START RECORDS FOR PROCESSING
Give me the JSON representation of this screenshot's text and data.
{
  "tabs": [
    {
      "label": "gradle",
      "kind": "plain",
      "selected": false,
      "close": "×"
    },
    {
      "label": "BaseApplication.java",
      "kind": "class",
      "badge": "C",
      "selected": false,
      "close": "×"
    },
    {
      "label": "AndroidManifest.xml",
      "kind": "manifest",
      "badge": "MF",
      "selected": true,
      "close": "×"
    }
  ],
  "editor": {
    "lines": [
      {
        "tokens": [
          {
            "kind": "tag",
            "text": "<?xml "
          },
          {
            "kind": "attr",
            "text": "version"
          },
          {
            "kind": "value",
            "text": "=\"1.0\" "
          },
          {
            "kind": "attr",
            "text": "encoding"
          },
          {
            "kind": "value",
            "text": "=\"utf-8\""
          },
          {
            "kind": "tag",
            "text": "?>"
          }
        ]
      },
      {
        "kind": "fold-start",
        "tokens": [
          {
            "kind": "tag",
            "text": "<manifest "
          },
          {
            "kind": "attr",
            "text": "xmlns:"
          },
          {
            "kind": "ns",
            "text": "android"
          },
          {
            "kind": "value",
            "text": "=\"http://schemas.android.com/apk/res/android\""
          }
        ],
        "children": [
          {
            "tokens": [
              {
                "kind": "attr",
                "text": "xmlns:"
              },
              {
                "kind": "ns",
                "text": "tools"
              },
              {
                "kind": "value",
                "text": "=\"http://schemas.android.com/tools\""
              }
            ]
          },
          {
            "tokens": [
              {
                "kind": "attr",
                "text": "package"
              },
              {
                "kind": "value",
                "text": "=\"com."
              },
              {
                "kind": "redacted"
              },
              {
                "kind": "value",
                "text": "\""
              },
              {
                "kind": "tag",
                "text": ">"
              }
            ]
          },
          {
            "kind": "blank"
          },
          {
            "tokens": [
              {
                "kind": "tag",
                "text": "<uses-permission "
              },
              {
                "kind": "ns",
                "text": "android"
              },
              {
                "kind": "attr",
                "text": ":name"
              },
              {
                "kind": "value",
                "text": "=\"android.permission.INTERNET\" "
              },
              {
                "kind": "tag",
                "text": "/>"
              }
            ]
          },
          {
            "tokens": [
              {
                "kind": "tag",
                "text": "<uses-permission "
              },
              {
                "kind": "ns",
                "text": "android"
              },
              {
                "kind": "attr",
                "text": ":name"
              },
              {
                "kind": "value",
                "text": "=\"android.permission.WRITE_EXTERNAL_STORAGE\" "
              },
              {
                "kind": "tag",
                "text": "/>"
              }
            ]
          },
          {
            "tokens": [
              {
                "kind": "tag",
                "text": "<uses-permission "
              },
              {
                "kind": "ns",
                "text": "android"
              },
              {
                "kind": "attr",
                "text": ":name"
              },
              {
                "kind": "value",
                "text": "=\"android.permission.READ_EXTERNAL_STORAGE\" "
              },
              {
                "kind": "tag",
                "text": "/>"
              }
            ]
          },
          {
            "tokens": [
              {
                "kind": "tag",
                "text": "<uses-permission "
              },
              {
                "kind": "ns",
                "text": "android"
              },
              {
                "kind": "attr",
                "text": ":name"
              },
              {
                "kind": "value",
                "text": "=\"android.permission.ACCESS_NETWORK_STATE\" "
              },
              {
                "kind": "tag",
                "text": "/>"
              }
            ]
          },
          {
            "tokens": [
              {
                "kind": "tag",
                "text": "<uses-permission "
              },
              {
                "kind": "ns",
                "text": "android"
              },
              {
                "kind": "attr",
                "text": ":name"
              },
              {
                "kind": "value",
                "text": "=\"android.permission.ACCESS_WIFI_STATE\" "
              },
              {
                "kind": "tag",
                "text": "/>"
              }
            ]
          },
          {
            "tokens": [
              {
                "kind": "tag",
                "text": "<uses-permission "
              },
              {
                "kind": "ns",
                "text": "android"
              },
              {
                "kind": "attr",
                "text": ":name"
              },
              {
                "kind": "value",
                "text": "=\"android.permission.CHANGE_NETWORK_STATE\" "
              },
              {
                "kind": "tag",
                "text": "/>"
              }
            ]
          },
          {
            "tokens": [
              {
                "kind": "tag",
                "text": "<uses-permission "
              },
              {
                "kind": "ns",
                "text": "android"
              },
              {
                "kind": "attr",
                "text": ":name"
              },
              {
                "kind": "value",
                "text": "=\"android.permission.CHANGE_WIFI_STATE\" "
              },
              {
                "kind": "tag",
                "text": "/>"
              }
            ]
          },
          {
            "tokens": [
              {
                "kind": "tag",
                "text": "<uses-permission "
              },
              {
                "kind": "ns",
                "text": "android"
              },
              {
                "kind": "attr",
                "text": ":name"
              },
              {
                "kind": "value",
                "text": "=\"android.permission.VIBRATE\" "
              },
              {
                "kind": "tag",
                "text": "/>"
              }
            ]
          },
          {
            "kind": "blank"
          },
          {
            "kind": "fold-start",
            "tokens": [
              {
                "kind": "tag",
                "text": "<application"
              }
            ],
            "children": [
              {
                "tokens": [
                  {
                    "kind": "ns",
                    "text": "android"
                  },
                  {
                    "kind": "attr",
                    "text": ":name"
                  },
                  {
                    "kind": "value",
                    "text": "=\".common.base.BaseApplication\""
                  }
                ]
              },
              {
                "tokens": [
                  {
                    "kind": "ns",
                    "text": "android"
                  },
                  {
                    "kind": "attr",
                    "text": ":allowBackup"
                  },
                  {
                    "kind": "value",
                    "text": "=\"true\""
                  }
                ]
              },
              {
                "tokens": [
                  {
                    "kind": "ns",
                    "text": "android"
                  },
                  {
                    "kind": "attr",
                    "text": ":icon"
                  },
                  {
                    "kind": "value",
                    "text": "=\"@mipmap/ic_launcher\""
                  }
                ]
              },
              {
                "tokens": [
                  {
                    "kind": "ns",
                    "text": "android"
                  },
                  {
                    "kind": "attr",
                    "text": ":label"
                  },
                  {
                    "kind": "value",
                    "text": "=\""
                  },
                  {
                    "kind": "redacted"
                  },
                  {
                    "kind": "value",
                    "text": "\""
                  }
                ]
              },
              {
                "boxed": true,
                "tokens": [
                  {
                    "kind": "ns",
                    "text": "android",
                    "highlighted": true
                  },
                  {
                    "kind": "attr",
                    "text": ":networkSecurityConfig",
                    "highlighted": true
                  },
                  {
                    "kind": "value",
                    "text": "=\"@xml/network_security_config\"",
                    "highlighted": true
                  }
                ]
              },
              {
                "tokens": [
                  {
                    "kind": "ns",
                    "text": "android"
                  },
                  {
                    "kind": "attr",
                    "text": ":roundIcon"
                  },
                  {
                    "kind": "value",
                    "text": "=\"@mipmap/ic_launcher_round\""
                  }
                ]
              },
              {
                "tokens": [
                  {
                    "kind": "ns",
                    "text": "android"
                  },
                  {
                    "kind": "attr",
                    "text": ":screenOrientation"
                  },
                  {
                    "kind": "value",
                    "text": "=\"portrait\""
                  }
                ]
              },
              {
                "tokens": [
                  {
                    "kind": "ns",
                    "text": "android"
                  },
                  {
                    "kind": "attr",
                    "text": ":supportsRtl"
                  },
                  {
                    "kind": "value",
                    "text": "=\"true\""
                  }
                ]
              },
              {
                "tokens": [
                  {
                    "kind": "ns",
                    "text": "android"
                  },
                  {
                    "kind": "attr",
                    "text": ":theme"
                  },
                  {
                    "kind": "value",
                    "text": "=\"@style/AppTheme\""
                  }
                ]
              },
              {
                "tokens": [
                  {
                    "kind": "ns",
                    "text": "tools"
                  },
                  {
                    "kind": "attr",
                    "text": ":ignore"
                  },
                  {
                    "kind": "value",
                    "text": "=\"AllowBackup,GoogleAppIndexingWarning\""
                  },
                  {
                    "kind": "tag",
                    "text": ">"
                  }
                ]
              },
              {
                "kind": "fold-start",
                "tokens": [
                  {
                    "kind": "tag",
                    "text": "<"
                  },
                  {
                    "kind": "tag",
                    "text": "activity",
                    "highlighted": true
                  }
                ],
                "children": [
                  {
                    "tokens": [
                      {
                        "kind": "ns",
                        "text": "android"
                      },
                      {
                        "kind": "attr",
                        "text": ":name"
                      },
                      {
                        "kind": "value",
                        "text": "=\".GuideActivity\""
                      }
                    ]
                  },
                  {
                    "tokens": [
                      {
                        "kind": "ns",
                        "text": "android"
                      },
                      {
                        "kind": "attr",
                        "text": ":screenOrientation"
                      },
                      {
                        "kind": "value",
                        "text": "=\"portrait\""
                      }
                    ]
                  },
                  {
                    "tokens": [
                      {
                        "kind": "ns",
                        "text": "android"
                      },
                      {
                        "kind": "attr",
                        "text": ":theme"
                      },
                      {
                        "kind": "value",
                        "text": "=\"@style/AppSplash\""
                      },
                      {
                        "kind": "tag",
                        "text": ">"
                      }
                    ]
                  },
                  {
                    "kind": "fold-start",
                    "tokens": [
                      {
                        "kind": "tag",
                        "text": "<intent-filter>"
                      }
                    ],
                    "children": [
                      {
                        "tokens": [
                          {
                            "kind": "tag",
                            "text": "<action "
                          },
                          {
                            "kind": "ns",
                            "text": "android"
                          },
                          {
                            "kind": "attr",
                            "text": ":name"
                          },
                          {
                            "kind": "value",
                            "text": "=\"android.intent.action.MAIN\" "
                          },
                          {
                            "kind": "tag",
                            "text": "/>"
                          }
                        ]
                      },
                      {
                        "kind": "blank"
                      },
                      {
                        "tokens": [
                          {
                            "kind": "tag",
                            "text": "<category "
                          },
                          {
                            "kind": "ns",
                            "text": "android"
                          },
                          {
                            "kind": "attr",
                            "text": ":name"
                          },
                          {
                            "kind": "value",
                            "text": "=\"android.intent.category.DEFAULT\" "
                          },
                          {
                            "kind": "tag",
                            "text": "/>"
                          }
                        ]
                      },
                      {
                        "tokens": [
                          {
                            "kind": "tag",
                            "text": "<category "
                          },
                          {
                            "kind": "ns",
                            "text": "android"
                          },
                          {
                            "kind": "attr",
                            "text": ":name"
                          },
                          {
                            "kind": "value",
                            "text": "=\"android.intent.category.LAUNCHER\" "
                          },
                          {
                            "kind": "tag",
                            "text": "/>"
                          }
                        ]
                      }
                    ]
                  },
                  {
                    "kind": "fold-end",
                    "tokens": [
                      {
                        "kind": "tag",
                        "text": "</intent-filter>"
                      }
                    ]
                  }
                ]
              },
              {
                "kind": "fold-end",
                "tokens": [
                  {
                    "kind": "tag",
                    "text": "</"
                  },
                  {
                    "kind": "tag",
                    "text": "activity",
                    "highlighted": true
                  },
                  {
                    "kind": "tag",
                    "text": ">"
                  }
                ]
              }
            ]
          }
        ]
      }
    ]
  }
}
END RECORDS FOR PROCESSING
Look through the material and copy each line that has "fold".

        "kind": "fold-start",
            "kind": "fold-start",
                "kind": "fold-start",
                    "kind": "fold-start",
                    "kind": "fold-end",
                "kind": "fold-end",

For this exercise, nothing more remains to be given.